*Requirement*: Copy every line from the records below that holds the word "JSON".

*Entries shown*:
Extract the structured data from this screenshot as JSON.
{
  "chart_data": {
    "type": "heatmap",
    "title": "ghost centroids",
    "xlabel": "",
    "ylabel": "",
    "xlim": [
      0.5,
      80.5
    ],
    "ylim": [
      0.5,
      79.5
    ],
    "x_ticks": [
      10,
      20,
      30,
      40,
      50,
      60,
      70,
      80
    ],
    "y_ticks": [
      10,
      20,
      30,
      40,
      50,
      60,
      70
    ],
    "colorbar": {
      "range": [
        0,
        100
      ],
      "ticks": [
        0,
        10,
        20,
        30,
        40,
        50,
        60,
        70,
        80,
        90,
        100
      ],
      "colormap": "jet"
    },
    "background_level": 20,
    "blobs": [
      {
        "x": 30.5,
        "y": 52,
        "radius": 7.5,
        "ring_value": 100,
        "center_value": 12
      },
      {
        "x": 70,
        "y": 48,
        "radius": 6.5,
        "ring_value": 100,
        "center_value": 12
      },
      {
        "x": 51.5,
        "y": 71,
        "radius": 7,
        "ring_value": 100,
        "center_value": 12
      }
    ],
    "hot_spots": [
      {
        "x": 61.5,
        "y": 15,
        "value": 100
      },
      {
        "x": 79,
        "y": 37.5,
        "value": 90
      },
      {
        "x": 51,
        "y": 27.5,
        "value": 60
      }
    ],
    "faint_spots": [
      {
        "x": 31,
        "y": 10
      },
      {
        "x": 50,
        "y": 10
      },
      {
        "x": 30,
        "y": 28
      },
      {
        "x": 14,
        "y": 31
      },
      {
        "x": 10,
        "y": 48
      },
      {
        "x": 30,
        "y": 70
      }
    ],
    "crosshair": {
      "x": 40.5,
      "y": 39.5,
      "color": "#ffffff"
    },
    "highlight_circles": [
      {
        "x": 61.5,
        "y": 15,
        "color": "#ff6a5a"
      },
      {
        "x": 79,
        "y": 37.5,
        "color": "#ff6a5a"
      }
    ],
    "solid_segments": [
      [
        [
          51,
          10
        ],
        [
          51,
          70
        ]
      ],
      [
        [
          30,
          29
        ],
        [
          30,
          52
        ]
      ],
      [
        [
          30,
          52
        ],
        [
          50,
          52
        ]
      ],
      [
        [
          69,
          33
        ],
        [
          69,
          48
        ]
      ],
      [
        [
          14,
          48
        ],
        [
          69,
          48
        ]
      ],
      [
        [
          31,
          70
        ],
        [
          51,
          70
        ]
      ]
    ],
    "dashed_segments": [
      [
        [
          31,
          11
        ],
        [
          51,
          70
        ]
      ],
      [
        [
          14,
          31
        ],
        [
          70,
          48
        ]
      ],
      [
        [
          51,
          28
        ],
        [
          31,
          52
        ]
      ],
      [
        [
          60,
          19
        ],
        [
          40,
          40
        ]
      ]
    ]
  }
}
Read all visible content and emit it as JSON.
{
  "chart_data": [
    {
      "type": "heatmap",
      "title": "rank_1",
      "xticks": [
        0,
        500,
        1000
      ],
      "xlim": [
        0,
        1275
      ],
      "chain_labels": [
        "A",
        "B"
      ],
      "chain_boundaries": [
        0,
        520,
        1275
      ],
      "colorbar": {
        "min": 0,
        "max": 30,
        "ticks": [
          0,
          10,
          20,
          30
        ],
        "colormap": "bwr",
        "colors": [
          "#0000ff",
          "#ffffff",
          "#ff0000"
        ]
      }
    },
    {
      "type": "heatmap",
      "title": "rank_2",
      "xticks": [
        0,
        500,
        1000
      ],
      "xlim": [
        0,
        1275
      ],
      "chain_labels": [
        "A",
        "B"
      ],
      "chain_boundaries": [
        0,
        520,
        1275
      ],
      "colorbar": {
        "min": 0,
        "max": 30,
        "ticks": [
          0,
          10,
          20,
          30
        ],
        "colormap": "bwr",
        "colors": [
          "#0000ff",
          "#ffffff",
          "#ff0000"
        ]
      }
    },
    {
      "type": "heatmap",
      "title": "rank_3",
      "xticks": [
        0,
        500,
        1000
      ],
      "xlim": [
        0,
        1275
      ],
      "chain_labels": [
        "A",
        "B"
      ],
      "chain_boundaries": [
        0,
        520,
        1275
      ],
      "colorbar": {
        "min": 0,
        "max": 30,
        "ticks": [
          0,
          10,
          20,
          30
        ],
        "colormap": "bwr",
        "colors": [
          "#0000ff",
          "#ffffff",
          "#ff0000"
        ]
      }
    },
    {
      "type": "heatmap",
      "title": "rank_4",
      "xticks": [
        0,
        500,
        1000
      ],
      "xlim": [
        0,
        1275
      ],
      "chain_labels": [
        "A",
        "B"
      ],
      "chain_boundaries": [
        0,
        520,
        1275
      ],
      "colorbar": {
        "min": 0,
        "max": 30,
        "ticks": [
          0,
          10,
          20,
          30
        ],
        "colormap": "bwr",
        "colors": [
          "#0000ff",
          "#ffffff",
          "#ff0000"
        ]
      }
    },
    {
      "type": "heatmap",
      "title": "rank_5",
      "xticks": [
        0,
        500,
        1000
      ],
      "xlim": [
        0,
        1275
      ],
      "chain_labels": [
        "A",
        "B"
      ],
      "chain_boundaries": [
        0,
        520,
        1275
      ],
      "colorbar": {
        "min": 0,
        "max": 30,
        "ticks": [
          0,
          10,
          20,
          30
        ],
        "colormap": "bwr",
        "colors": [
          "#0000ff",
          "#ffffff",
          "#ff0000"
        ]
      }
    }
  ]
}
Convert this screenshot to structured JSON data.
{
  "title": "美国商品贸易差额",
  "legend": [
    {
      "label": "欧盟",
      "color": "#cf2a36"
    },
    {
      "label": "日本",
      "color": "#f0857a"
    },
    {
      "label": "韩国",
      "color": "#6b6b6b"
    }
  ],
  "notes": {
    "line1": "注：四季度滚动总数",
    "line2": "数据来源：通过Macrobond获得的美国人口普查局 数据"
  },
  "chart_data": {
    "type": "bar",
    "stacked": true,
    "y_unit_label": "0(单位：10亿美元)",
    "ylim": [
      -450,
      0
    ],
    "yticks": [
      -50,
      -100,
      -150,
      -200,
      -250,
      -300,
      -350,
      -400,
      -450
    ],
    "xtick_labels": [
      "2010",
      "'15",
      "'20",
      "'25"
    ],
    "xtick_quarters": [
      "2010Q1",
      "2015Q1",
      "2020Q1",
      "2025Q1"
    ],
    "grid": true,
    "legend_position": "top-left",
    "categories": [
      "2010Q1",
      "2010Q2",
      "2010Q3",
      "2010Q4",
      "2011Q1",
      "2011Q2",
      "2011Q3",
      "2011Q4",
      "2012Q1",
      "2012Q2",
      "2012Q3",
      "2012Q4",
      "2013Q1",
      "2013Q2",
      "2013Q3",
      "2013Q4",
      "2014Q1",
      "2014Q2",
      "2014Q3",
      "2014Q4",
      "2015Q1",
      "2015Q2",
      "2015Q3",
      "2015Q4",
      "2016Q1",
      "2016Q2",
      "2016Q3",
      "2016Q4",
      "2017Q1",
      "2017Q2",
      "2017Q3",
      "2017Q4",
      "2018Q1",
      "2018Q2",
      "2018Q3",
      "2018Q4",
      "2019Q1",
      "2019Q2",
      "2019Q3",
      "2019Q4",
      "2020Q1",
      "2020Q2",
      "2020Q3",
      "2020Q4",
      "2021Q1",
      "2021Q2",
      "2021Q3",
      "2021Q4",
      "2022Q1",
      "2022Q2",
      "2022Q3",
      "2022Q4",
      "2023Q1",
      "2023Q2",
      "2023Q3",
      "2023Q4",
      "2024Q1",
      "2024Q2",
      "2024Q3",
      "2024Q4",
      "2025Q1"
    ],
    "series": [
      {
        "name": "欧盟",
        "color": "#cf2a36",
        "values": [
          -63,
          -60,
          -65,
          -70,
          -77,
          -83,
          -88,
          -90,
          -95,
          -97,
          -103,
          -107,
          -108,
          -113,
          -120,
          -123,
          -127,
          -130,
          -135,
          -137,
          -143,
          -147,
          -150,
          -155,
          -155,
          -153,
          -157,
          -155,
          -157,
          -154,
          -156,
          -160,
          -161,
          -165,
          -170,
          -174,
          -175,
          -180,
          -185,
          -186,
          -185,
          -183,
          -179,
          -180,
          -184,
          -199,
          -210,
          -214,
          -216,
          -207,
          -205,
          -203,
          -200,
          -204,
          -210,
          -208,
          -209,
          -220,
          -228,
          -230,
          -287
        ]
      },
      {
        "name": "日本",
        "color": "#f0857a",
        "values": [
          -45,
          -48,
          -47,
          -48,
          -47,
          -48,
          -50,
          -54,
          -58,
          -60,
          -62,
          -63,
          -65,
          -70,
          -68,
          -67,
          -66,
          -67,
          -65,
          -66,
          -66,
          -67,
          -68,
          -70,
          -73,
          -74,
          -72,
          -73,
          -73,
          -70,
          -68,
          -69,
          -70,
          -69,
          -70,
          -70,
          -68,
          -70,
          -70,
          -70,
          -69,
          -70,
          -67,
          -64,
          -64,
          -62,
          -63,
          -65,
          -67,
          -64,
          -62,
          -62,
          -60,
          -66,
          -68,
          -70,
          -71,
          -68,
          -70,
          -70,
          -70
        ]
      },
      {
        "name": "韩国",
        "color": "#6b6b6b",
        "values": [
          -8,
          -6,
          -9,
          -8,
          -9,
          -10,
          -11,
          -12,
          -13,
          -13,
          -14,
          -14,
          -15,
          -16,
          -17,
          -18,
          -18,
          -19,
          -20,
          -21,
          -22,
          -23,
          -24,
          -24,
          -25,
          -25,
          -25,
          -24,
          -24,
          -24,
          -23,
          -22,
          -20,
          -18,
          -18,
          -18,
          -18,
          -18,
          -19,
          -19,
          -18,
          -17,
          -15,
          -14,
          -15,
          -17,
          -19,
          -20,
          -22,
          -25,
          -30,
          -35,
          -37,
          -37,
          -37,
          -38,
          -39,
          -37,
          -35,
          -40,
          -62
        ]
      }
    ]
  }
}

*In response*:
Extract the structured data from this screenshot as JSON.
Read all visible content and emit it as JSON.
Convert this screenshot to structured JSON data.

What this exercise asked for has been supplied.